**Available records:**
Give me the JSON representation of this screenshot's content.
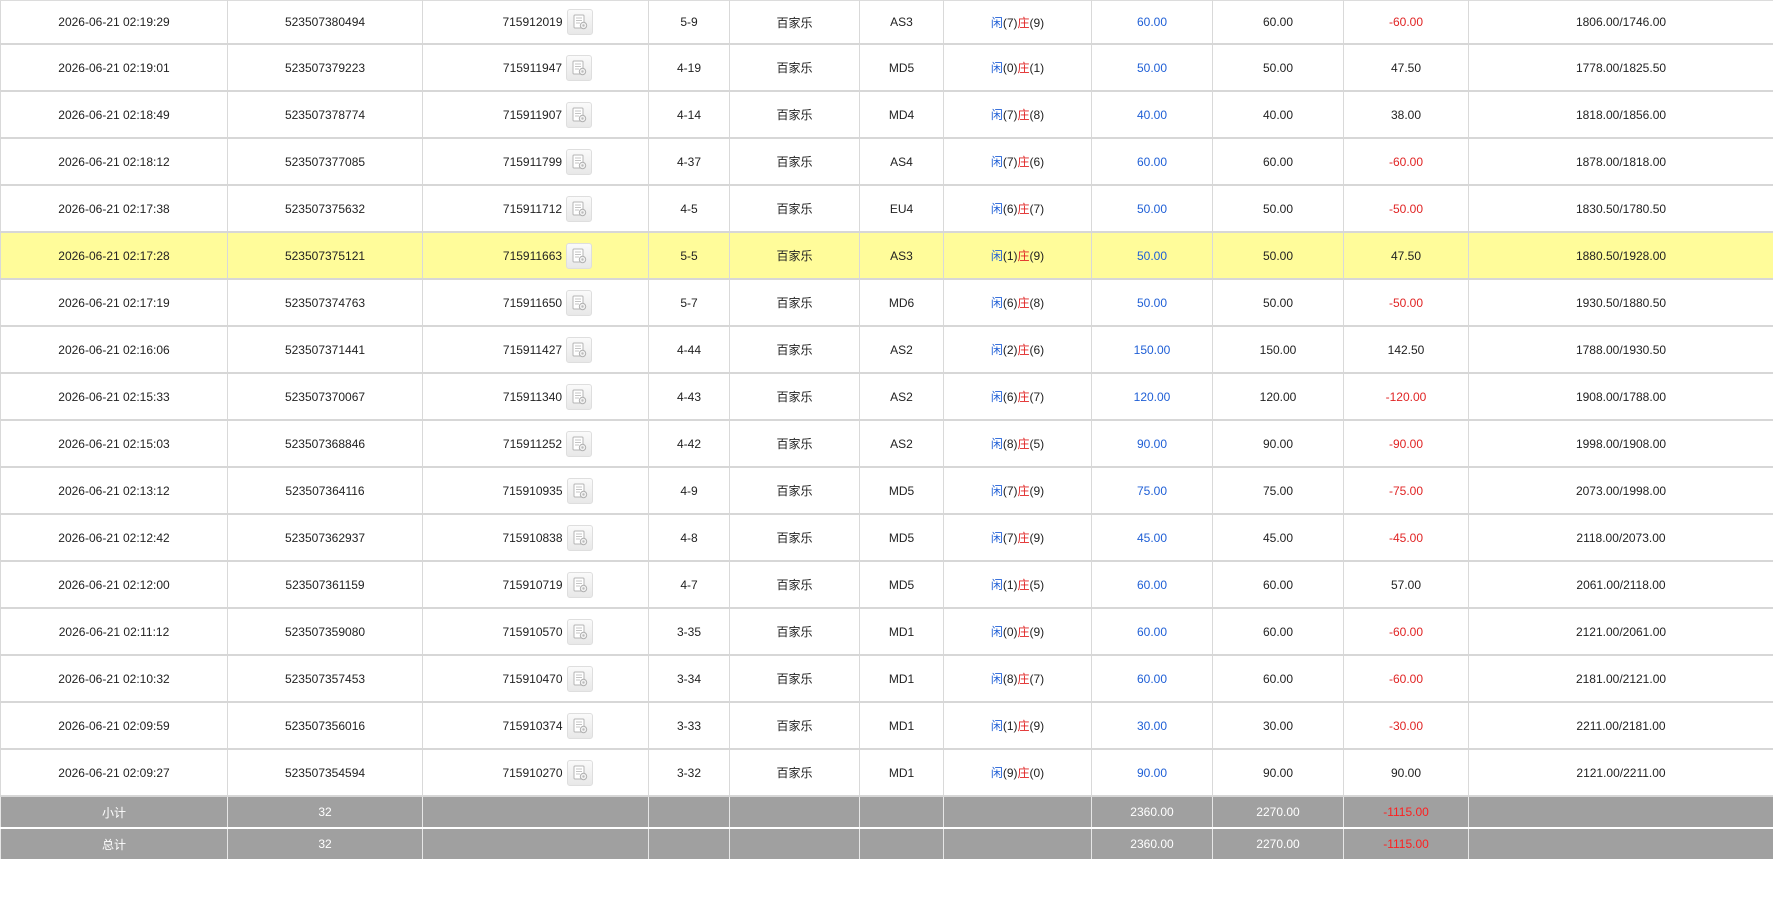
{
  "rows": [
    {
      "time": "2026-06-21 02:19:29",
      "bet_no": "523507380494",
      "order_id": "715912019",
      "round": "5-9",
      "game": "百家乐",
      "table": "AS3",
      "xian": "(7)",
      "zhuang": "(9)",
      "bet": "60.00",
      "valid": "60.00",
      "win": "-60.00",
      "win_neg": true,
      "balance": "1806.00/1746.00"
    },
    {
      "time": "2026-06-21 02:19:01",
      "bet_no": "523507379223",
      "order_id": "715911947",
      "round": "4-19",
      "game": "百家乐",
      "table": "MD5",
      "xian": "(0)",
      "zhuang": "(1)",
      "bet": "50.00",
      "valid": "50.00",
      "win": "47.50",
      "win_neg": false,
      "balance": "1778.00/1825.50"
    },
    {
      "time": "2026-06-21 02:18:49",
      "bet_no": "523507378774",
      "order_id": "715911907",
      "round": "4-14",
      "game": "百家乐",
      "table": "MD4",
      "xian": "(7)",
      "zhuang": "(8)",
      "bet": "40.00",
      "valid": "40.00",
      "win": "38.00",
      "win_neg": false,
      "balance": "1818.00/1856.00"
    },
    {
      "time": "2026-06-21 02:18:12",
      "bet_no": "523507377085",
      "order_id": "715911799",
      "round": "4-37",
      "game": "百家乐",
      "table": "AS4",
      "xian": "(7)",
      "zhuang": "(6)",
      "bet": "60.00",
      "valid": "60.00",
      "win": "-60.00",
      "win_neg": true,
      "balance": "1878.00/1818.00"
    },
    {
      "time": "2026-06-21 02:17:38",
      "bet_no": "523507375632",
      "order_id": "715911712",
      "round": "4-5",
      "game": "百家乐",
      "table": "EU4",
      "xian": "(6)",
      "zhuang": "(7)",
      "bet": "50.00",
      "valid": "50.00",
      "win": "-50.00",
      "win_neg": true,
      "balance": "1830.50/1780.50"
    },
    {
      "time": "2026-06-21 02:17:28",
      "bet_no": "523507375121",
      "order_id": "715911663",
      "round": "5-5",
      "game": "百家乐",
      "table": "AS3",
      "xian": "(1)",
      "zhuang": "(9)",
      "bet": "50.00",
      "valid": "50.00",
      "win": "47.50",
      "win_neg": false,
      "balance": "1880.50/1928.00",
      "highlight": true
    },
    {
      "time": "2026-06-21 02:17:19",
      "bet_no": "523507374763",
      "order_id": "715911650",
      "round": "5-7",
      "game": "百家乐",
      "table": "MD6",
      "xian": "(6)",
      "zhuang": "(8)",
      "bet": "50.00",
      "valid": "50.00",
      "win": "-50.00",
      "win_neg": true,
      "balance": "1930.50/1880.50"
    },
    {
      "time": "2026-06-21 02:16:06",
      "bet_no": "523507371441",
      "order_id": "715911427",
      "round": "4-44",
      "game": "百家乐",
      "table": "AS2",
      "xian": "(2)",
      "zhuang": "(6)",
      "bet": "150.00",
      "valid": "150.00",
      "win": "142.50",
      "win_neg": false,
      "balance": "1788.00/1930.50"
    },
    {
      "time": "2026-06-21 02:15:33",
      "bet_no": "523507370067",
      "order_id": "715911340",
      "round": "4-43",
      "game": "百家乐",
      "table": "AS2",
      "xian": "(6)",
      "zhuang": "(7)",
      "bet": "120.00",
      "valid": "120.00",
      "win": "-120.00",
      "win_neg": true,
      "balance": "1908.00/1788.00"
    },
    {
      "time": "2026-06-21 02:15:03",
      "bet_no": "523507368846",
      "order_id": "715911252",
      "round": "4-42",
      "game": "百家乐",
      "table": "AS2",
      "xian": "(8)",
      "zhuang": "(5)",
      "bet": "90.00",
      "valid": "90.00",
      "win": "-90.00",
      "win_neg": true,
      "balance": "1998.00/1908.00"
    },
    {
      "time": "2026-06-21 02:13:12",
      "bet_no": "523507364116",
      "order_id": "715910935",
      "round": "4-9",
      "game": "百家乐",
      "table": "MD5",
      "xian": "(7)",
      "zhuang": "(9)",
      "bet": "75.00",
      "valid": "75.00",
      "win": "-75.00",
      "win_neg": true,
      "balance": "2073.00/1998.00"
    },
    {
      "time": "2026-06-21 02:12:42",
      "bet_no": "523507362937",
      "order_id": "715910838",
      "round": "4-8",
      "game": "百家乐",
      "table": "MD5",
      "xian": "(7)",
      "zhuang": "(9)",
      "bet": "45.00",
      "valid": "45.00",
      "win": "-45.00",
      "win_neg": true,
      "balance": "2118.00/2073.00"
    },
    {
      "time": "2026-06-21 02:12:00",
      "bet_no": "523507361159",
      "order_id": "715910719",
      "round": "4-7",
      "game": "百家乐",
      "table": "MD5",
      "xian": "(1)",
      "zhuang": "(5)",
      "bet": "60.00",
      "valid": "60.00",
      "win": "57.00",
      "win_neg": false,
      "balance": "2061.00/2118.00"
    },
    {
      "time": "2026-06-21 02:11:12",
      "bet_no": "523507359080",
      "order_id": "715910570",
      "round": "3-35",
      "game": "百家乐",
      "table": "MD1",
      "xian": "(0)",
      "zhuang": "(9)",
      "bet": "60.00",
      "valid": "60.00",
      "win": "-60.00",
      "win_neg": true,
      "balance": "2121.00/2061.00"
    },
    {
      "time": "2026-06-21 02:10:32",
      "bet_no": "523507357453",
      "order_id": "715910470",
      "round": "3-34",
      "game": "百家乐",
      "table": "MD1",
      "xian": "(8)",
      "zhuang": "(7)",
      "bet": "60.00",
      "valid": "60.00",
      "win": "-60.00",
      "win_neg": true,
      "balance": "2181.00/2121.00"
    },
    {
      "time": "2026-06-21 02:09:59",
      "bet_no": "523507356016",
      "order_id": "715910374",
      "round": "3-33",
      "game": "百家乐",
      "table": "MD1",
      "xian": "(1)",
      "zhuang": "(9)",
      "bet": "30.00",
      "valid": "30.00",
      "win": "-30.00",
      "win_neg": true,
      "balance": "2211.00/2181.00"
    },
    {
      "time": "2026-06-21 02:09:27",
      "bet_no": "523507354594",
      "order_id": "715910270",
      "round": "3-32",
      "game": "百家乐",
      "table": "MD1",
      "xian": "(9)",
      "zhuang": "(0)",
      "bet": "90.00",
      "valid": "90.00",
      "win": "90.00",
      "win_neg": false,
      "balance": "2121.00/2211.00"
    }
  ],
  "labels": {
    "xian": "闲",
    "zhuang": "庄"
  },
  "detail_icon": "receipt-detail-icon",
  "subtotal": {
    "label": "小计",
    "count": "32",
    "bet": "2360.00",
    "valid": "2270.00",
    "win": "-1115.00"
  },
  "total": {
    "label": "总计",
    "count": "32",
    "bet": "2360.00",
    "valid": "2270.00",
    "win": "-1115.00"
  },
  "colors": {
    "highlight": "#fffc9a",
    "positive_blue": "#1f5fd6",
    "negative_red": "#e02424",
    "total_bg": "#a0a0a0"
  }
}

**Work instructions:** Print each of the records above exactly as written, leaving no picture in the copy.

**Response:**
Give me the JSON representation of this screenshot's content.
{
  "rows": [
    {
      "time": "2026-06-21 02:19:29",
      "bet_no": "523507380494",
      "order_id": "715912019",
      "round": "5-9",
      "game": "百家乐",
      "table": "AS3",
      "xian": "(7)",
      "zhuang": "(9)",
      "bet": "60.00",
      "valid": "60.00",
      "win": "-60.00",
      "win_neg": true,
      "balance": "1806.00/1746.00"
    },
    {
      "time": "2026-06-21 02:19:01",
      "bet_no": "523507379223",
      "order_id": "715911947",
      "round": "4-19",
      "game": "百家乐",
      "table": "MD5",
      "xian": "(0)",
      "zhuang": "(1)",
      "bet": "50.00",
      "valid": "50.00",
      "win": "47.50",
      "win_neg": false,
      "balance": "1778.00/1825.50"
    },
    {
      "time": "2026-06-21 02:18:49",
      "bet_no": "523507378774",
      "order_id": "715911907",
      "round": "4-14",
      "game": "百家乐",
      "table": "MD4",
      "xian": "(7)",
      "zhuang": "(8)",
      "bet": "40.00",
      "valid": "40.00",
      "win": "38.00",
      "win_neg": false,
      "balance": "1818.00/1856.00"
    },
    {
      "time": "2026-06-21 02:18:12",
      "bet_no": "523507377085",
      "order_id": "715911799",
      "round": "4-37",
      "game": "百家乐",
      "table": "AS4",
      "xian": "(7)",
      "zhuang": "(6)",
      "bet": "60.00",
      "valid": "60.00",
      "win": "-60.00",
      "win_neg": true,
      "balance": "1878.00/1818.00"
    },
    {
      "time": "2026-06-21 02:17:38",
      "bet_no": "523507375632",
      "order_id": "715911712",
      "round": "4-5",
      "game": "百家乐",
      "table": "EU4",
      "xian": "(6)",
      "zhuang": "(7)",
      "bet": "50.00",
      "valid": "50.00",
      "win": "-50.00",
      "win_neg": true,
      "balance": "1830.50/1780.50"
    },
    {
      "time": "2026-06-21 02:17:28",
      "bet_no": "523507375121",
      "order_id": "715911663",
      "round": "5-5",
      "game": "百家乐",
      "table": "AS3",
      "xian": "(1)",
      "zhuang": "(9)",
      "bet": "50.00",
      "valid": "50.00",
      "win": "47.50",
      "win_neg": false,
      "balance": "1880.50/1928.00",
      "highlight": true
    },
    {
      "time": "2026-06-21 02:17:19",
      "bet_no": "523507374763",
      "order_id": "715911650",
      "round": "5-7",
      "game": "百家乐",
      "table": "MD6",
      "xian": "(6)",
      "zhuang": "(8)",
      "bet": "50.00",
      "valid": "50.00",
      "win": "-50.00",
      "win_neg": true,
      "balance": "1930.50/1880.50"
    },
    {
      "time": "2026-06-21 02:16:06",
      "bet_no": "523507371441",
      "order_id": "715911427",
      "round": "4-44",
      "game": "百家乐",
      "table": "AS2",
      "xian": "(2)",
      "zhuang": "(6)",
      "bet": "150.00",
      "valid": "150.00",
      "win": "142.50",
      "win_neg": false,
      "balance": "1788.00/1930.50"
    },
    {
      "time": "2026-06-21 02:15:33",
      "bet_no": "523507370067",
      "order_id": "715911340",
      "round": "4-43",
      "game": "百家乐",
      "table": "AS2",
      "xian": "(6)",
      "zhuang": "(7)",
      "bet": "120.00",
      "valid": "120.00",
      "win": "-120.00",
      "win_neg": true,
      "balance": "1908.00/1788.00"
    },
    {
      "time": "2026-06-21 02:15:03",
      "bet_no": "523507368846",
      "order_id": "715911252",
      "round": "4-42",
      "game": "百家乐",
      "table": "AS2",
      "xian": "(8)",
      "zhuang": "(5)",
      "bet": "90.00",
      "valid": "90.00",
      "win": "-90.00",
      "win_neg": true,
      "balance": "1998.00/1908.00"
    },
    {
      "time": "2026-06-21 02:13:12",
      "bet_no": "523507364116",
      "order_id": "715910935",
      "round": "4-9",
      "game": "百家乐",
      "table": "MD5",
      "xian": "(7)",
      "zhuang": "(9)",
      "bet": "75.00",
      "valid": "75.00",
      "win": "-75.00",
      "win_neg": true,
      "balance": "2073.00/1998.00"
    },
    {
      "time": "2026-06-21 02:12:42",
      "bet_no": "523507362937",
      "order_id": "715910838",
      "round": "4-8",
      "game": "百家乐",
      "table": "MD5",
      "xian": "(7)",
      "zhuang": "(9)",
      "bet": "45.00",
      "valid": "45.00",
      "win": "-45.00",
      "win_neg": true,
      "balance": "2118.00/2073.00"
    },
    {
      "time": "2026-06-21 02:12:00",
      "bet_no": "523507361159",
      "order_id": "715910719",
      "round": "4-7",
      "game": "百家乐",
      "table": "MD5",
      "xian": "(1)",
      "zhuang": "(5)",
      "bet": "60.00",
      "valid": "60.00",
      "win": "57.00",
      "win_neg": false,
      "balance": "2061.00/2118.00"
    },
    {
      "time": "2026-06-21 02:11:12",
      "bet_no": "523507359080",
      "order_id": "715910570",
      "round": "3-35",
      "game": "百家乐",
      "table": "MD1",
      "xian": "(0)",
      "zhuang": "(9)",
      "bet": "60.00",
      "valid": "60.00",
      "win": "-60.00",
      "win_neg": true,
      "balance": "2121.00/2061.00"
    },
    {
      "time": "2026-06-21 02:10:32",
      "bet_no": "523507357453",
      "order_id": "715910470",
      "round": "3-34",
      "game": "百家乐",
      "table": "MD1",
      "xian": "(8)",
      "zhuang": "(7)",
      "bet": "60.00",
      "valid": "60.00",
      "win": "-60.00",
      "win_neg": true,
      "balance": "2181.00/2121.00"
    },
    {
      "time": "2026-06-21 02:09:59",
      "bet_no": "523507356016",
      "order_id": "715910374",
      "round": "3-33",
      "game": "百家乐",
      "table": "MD1",
      "xian": "(1)",
      "zhuang": "(9)",
      "bet": "30.00",
      "valid": "30.00",
      "win": "-30.00",
      "win_neg": true,
      "balance": "2211.00/2181.00"
    },
    {
      "time": "2026-06-21 02:09:27",
      "bet_no": "523507354594",
      "order_id": "715910270",
      "round": "3-32",
      "game": "百家乐",
      "table": "MD1",
      "xian": "(9)",
      "zhuang": "(0)",
      "bet": "90.00",
      "valid": "90.00",
      "win": "90.00",
      "win_neg": false,
      "balance": "2121.00/2211.00"
    }
  ],
  "labels": {
    "xian": "闲",
    "zhuang": "庄"
  },
  "detail_icon": "receipt-detail-icon",
  "subtotal": {
    "label": "小计",
    "count": "32",
    "bet": "2360.00",
    "valid": "2270.00",
    "win": "-1115.00"
  },
  "total": {
    "label": "总计",
    "count": "32",
    "bet": "2360.00",
    "valid": "2270.00",
    "win": "-1115.00"
  },
  "colors": {
    "highlight": "#fffc9a",
    "positive_blue": "#1f5fd6",
    "negative_red": "#e02424",
    "total_bg": "#a0a0a0"
  }
}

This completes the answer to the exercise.